- **Your goal**: Each entry below is to be transcribed exactly.

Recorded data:
---*---

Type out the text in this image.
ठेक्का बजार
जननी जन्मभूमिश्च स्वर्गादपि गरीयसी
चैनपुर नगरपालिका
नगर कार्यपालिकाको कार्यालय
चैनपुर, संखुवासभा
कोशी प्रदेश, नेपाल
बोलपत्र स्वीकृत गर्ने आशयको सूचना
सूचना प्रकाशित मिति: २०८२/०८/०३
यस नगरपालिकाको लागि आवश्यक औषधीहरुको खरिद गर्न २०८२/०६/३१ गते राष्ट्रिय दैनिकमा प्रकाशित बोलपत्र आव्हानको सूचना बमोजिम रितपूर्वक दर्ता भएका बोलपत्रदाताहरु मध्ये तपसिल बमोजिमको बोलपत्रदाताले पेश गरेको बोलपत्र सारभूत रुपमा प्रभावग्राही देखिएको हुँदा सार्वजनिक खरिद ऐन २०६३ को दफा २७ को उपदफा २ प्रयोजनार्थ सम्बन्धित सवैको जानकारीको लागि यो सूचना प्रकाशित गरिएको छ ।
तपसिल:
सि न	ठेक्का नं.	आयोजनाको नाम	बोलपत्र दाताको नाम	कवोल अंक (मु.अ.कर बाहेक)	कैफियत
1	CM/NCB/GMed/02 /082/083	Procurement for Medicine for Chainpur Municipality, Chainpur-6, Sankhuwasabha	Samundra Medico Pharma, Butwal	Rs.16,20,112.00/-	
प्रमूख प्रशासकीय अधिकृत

---*---

- **Exercise result**:
Type out the text in this image.
ठेक्का बजार
जननी जन्मभूमिश्च स्वर्गादपि गरीयसी
चैनपुर नगरपालिका
नगर कार्यपालिकाको कार्यालय
चैनपुर, संखुवासभा
कोशी प्रदेश, नेपाल
बोलपत्र स्वीकृत गर्ने आशयको सूचना
सूचना प्रकाशित मिति: २०८२/०८/०३
यस नगरपालिकाको लागि आवश्यक औषधीहरुको खरिद गर्न २०८२/०६/३१ गते राष्ट्रिय दैनिकमा प्रकाशित बोलपत्र आव्हानको सूचना बमोजिम रितपूर्वक दर्ता भएका बोलपत्रदाताहरु मध्ये तपसिल बमोजिमको बोलपत्रदाताले पेश गरेको बोलपत्र सारभूत रुपमा प्रभावग्राही देखिएको हुँदा सार्वजनिक खरिद ऐन २०६३ को दफा २७ को उपदफा २ प्रयोजनार्थ सम्बन्धित सवैको जानकारीको लागि यो सूचना प्रकाशित गरिएको छ ।
तपसिल:
सि न	ठेक्का नं.	आयोजनाको नाम	बोलपत्र दाताको नाम	कवोल अंक (मु.अ.कर बाहेक)	कैफियत
1	CM/NCB/GMed/02 /082/083	Procurement for Medicine for Chainpur Municipality, Chainpur-6, Sankhuwasabha	Samundra Medico Pharma, Butwal	Rs.16,20,112.00/-	
प्रमूख प्रशासकीय अधिकृत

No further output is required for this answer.